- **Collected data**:
▼▼▼
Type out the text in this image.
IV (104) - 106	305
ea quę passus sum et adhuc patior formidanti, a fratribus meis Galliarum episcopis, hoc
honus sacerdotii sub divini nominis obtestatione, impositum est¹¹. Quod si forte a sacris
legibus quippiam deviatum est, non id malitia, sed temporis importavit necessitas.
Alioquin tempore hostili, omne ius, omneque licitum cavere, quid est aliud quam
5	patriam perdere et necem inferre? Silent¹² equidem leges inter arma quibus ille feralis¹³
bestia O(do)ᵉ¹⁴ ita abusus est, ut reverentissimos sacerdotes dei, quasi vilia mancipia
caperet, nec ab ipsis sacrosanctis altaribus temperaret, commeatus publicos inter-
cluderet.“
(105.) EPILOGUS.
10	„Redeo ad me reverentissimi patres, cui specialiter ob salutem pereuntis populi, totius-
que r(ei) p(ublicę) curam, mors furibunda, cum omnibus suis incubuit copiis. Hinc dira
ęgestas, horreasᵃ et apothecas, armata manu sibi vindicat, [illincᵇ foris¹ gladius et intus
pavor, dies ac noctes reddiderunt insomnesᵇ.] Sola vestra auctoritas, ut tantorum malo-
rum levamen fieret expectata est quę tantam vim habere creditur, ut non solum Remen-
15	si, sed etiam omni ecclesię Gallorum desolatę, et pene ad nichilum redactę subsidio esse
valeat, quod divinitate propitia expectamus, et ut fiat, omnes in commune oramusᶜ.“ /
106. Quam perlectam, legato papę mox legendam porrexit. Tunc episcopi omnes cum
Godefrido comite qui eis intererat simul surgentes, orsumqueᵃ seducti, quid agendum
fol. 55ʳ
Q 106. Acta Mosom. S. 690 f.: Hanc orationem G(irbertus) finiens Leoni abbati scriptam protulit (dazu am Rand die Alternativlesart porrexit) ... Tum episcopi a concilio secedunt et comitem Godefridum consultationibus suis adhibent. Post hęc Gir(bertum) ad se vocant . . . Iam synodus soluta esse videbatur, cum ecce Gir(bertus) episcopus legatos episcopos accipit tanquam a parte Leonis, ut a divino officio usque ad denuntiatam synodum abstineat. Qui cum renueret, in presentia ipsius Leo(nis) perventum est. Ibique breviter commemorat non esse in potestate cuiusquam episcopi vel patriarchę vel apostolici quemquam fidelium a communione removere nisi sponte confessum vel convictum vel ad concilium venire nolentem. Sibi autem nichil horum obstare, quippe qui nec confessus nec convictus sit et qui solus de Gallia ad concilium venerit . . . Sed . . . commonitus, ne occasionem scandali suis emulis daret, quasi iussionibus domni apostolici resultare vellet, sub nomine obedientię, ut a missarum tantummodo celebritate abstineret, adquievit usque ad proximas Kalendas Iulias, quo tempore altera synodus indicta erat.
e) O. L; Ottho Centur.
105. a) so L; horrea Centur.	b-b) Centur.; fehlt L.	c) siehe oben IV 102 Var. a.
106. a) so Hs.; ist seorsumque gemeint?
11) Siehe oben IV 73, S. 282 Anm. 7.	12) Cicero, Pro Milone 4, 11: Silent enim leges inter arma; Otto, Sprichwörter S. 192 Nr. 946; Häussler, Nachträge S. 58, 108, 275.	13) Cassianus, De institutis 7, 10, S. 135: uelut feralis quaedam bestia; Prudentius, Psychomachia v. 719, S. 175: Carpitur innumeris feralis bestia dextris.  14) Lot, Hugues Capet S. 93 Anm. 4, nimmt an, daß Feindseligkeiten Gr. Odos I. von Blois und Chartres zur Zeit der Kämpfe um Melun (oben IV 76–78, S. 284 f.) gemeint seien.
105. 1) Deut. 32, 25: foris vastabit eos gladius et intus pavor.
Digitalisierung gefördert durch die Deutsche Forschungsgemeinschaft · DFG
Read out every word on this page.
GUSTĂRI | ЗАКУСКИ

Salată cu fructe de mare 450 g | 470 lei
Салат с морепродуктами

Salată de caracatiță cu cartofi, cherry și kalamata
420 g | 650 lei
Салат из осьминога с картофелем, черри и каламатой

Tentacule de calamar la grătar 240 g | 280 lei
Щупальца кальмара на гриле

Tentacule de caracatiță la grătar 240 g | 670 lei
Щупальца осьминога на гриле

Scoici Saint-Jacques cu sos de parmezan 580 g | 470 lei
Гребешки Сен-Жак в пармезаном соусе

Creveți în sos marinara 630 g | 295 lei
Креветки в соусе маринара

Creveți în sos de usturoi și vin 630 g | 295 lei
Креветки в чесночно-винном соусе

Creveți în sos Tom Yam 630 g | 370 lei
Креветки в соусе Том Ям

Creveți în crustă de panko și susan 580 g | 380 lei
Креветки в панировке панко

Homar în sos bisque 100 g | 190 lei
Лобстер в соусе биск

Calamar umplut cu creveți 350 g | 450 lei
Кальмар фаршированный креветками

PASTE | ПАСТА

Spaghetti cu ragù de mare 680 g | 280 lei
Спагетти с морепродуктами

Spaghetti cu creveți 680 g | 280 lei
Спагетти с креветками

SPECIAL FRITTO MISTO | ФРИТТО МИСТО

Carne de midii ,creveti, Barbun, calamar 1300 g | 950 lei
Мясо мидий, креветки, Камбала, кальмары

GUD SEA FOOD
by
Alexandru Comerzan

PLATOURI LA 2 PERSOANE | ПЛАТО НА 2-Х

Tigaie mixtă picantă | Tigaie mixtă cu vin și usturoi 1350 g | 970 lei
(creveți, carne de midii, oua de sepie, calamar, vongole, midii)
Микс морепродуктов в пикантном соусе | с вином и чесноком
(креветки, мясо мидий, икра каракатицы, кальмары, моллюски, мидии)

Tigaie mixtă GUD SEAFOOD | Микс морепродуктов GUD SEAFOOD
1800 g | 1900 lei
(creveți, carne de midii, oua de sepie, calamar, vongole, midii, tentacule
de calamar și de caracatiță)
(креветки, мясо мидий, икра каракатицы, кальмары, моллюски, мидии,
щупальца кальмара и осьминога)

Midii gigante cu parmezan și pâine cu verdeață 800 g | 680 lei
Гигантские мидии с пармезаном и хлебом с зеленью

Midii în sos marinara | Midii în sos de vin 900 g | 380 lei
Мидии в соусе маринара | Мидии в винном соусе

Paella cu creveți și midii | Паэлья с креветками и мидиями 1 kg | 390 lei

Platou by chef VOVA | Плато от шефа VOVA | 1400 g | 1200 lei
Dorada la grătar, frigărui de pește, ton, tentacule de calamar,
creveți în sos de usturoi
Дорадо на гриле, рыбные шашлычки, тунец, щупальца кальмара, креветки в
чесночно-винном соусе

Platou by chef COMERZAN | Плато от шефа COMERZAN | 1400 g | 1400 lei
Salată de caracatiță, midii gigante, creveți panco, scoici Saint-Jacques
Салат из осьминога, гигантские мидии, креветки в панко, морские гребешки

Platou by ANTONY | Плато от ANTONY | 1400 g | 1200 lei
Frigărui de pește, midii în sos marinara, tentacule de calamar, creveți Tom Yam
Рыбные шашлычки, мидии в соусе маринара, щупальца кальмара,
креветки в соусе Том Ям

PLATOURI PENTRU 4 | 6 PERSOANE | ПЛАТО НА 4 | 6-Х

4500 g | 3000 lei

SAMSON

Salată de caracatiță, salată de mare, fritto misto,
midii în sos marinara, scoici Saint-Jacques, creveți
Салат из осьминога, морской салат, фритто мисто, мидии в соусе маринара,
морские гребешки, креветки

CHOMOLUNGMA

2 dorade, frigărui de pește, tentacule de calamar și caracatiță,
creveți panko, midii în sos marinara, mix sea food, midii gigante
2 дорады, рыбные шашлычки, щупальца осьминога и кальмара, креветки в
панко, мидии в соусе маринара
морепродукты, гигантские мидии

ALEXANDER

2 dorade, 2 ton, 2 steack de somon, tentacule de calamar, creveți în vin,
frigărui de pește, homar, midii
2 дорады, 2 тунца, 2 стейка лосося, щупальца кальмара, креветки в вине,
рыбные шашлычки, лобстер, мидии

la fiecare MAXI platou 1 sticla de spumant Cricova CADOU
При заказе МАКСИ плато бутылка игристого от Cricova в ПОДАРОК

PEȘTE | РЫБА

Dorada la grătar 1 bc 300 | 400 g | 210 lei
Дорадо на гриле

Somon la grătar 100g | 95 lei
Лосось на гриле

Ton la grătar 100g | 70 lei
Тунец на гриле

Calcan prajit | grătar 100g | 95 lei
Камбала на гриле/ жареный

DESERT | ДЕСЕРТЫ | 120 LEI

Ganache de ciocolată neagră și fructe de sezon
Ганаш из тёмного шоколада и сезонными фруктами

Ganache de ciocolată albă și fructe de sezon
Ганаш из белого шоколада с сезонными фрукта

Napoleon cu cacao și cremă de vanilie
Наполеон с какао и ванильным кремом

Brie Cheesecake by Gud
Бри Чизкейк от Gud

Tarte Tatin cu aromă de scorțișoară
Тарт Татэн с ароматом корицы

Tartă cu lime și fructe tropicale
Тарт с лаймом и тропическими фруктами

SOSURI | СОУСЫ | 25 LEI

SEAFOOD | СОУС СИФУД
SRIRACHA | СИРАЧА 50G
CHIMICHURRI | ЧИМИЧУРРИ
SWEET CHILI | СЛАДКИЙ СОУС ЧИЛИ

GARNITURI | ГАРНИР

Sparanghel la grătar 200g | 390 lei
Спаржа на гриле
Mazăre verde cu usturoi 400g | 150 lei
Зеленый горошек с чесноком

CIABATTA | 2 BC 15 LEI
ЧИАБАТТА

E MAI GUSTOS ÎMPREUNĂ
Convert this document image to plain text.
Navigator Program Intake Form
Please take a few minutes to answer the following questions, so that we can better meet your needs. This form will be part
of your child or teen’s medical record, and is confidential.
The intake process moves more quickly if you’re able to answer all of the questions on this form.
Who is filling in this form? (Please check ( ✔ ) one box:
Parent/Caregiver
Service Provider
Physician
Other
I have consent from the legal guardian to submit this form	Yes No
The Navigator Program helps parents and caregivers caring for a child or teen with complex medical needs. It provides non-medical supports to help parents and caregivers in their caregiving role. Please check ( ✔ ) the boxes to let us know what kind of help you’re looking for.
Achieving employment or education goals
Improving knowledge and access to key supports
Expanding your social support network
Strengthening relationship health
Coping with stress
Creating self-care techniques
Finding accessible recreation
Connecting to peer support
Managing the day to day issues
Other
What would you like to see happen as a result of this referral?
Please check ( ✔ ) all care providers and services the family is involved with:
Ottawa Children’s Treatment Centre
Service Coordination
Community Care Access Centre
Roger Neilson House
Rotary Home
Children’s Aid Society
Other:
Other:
▲▲▲
- **Instruction**: Using the entries above, return each line in which the word "шефа" occurs.

- **Solved problem**:
Platou by chef VOVA | Плато от шефа VOVA | 1400 g | 1200 lei
Platou by chef COMERZAN | Плато от шефа COMERZAN | 1400 g | 1400 lei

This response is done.